— start of Given records —

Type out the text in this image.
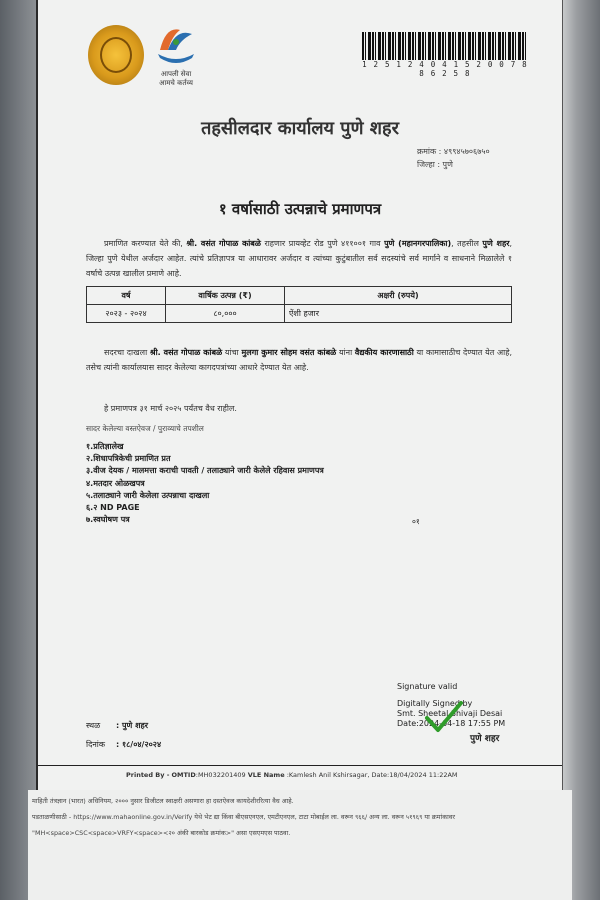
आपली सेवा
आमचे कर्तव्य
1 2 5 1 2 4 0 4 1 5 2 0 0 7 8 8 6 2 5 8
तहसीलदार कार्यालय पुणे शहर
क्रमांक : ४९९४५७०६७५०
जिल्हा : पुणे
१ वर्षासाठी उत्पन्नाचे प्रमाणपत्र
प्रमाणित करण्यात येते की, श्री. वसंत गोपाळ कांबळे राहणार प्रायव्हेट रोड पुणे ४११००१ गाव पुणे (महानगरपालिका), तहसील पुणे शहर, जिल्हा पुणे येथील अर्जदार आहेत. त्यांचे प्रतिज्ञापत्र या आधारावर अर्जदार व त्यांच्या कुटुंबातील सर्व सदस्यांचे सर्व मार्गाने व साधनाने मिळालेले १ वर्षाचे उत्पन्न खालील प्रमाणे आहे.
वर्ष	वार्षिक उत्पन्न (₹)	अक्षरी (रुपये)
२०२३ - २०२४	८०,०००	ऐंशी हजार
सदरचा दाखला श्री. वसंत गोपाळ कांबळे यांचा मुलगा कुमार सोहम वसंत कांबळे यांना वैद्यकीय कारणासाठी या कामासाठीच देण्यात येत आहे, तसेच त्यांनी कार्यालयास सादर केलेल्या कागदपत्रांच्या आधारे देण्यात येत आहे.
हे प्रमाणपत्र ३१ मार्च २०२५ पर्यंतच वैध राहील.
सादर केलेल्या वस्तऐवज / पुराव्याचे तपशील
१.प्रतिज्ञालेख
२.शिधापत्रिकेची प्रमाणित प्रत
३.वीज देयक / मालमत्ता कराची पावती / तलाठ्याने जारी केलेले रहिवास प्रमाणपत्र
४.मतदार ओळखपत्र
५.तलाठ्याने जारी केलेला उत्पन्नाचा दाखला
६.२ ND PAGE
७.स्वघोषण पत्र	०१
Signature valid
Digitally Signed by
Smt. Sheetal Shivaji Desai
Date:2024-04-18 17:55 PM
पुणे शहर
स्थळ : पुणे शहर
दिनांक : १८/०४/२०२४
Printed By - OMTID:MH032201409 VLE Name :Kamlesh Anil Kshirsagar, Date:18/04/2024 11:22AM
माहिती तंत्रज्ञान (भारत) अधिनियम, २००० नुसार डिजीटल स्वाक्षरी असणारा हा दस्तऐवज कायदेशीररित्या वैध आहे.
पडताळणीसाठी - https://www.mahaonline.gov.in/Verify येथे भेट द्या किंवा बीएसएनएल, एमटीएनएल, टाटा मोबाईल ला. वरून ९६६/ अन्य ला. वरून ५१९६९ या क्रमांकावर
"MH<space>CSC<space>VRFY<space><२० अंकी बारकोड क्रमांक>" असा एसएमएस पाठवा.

— end of Given records —

→ What to do
Copy every entry word for word, but omit the pictures.

→ Solution for this problem
Type out the text in this image.
आपली सेवा
आमचे कर्तव्य
1 2 5 1 2 4 0 4 1 5 2 0 0 7 8 8 6 2 5 8
तहसीलदार कार्यालय पुणे शहर
क्रमांक : ४९९४५७०६७५०
जिल्हा : पुणे
१ वर्षासाठी उत्पन्नाचे प्रमाणपत्र
प्रमाणित करण्यात येते की, श्री. वसंत गोपाळ कांबळे राहणार प्रायव्हेट रोड पुणे ४११००१ गाव पुणे (महानगरपालिका), तहसील पुणे शहर, जिल्हा पुणे येथील अर्जदार आहेत. त्यांचे प्रतिज्ञापत्र या आधारावर अर्जदार व त्यांच्या कुटुंबातील सर्व सदस्यांचे सर्व मार्गाने व साधनाने मिळालेले १ वर्षाचे उत्पन्न खालील प्रमाणे आहे.
वर्ष	वार्षिक उत्पन्न (₹)	अक्षरी (रुपये)
२०२३ - २०२४	८०,०००	ऐंशी हजार
सदरचा दाखला श्री. वसंत गोपाळ कांबळे यांचा मुलगा कुमार सोहम वसंत कांबळे यांना वैद्यकीय कारणासाठी या कामासाठीच देण्यात येत आहे, तसेच त्यांनी कार्यालयास सादर केलेल्या कागदपत्रांच्या आधारे देण्यात येत आहे.
हे प्रमाणपत्र ३१ मार्च २०२५ पर्यंतच वैध राहील.
सादर केलेल्या वस्तऐवज / पुराव्याचे तपशील
१.प्रतिज्ञालेख
२.शिधापत्रिकेची प्रमाणित प्रत
३.वीज देयक / मालमत्ता कराची पावती / तलाठ्याने जारी केलेले रहिवास प्रमाणपत्र
४.मतदार ओळखपत्र
५.तलाठ्याने जारी केलेला उत्पन्नाचा दाखला
६.२ ND PAGE
७.स्वघोषण पत्र	०१
Signature valid
Digitally Signed by
Smt. Sheetal Shivaji Desai
Date:2024-04-18 17:55 PM
पुणे शहर
स्थळ : पुणे शहर
दिनांक : १८/०४/२०२४
Printed By - OMTID:MH032201409 VLE Name :Kamlesh Anil Kshirsagar, Date:18/04/2024 11:22AM
माहिती तंत्रज्ञान (भारत) अधिनियम, २००० नुसार डिजीटल स्वाक्षरी असणारा हा दस्तऐवज कायदेशीररित्या वैध आहे.
पडताळणीसाठी - https://www.mahaonline.gov.in/Verify येथे भेट द्या किंवा बीएसएनएल, एमटीएनएल, टाटा मोबाईल ला. वरून ९६६/ अन्य ला. वरून ५१९६९ या क्रमांकावर
"MH<space>CSC<space>VRFY<space><२० अंकी बारकोड क्रमांक>" असा एसएमएस पाठवा.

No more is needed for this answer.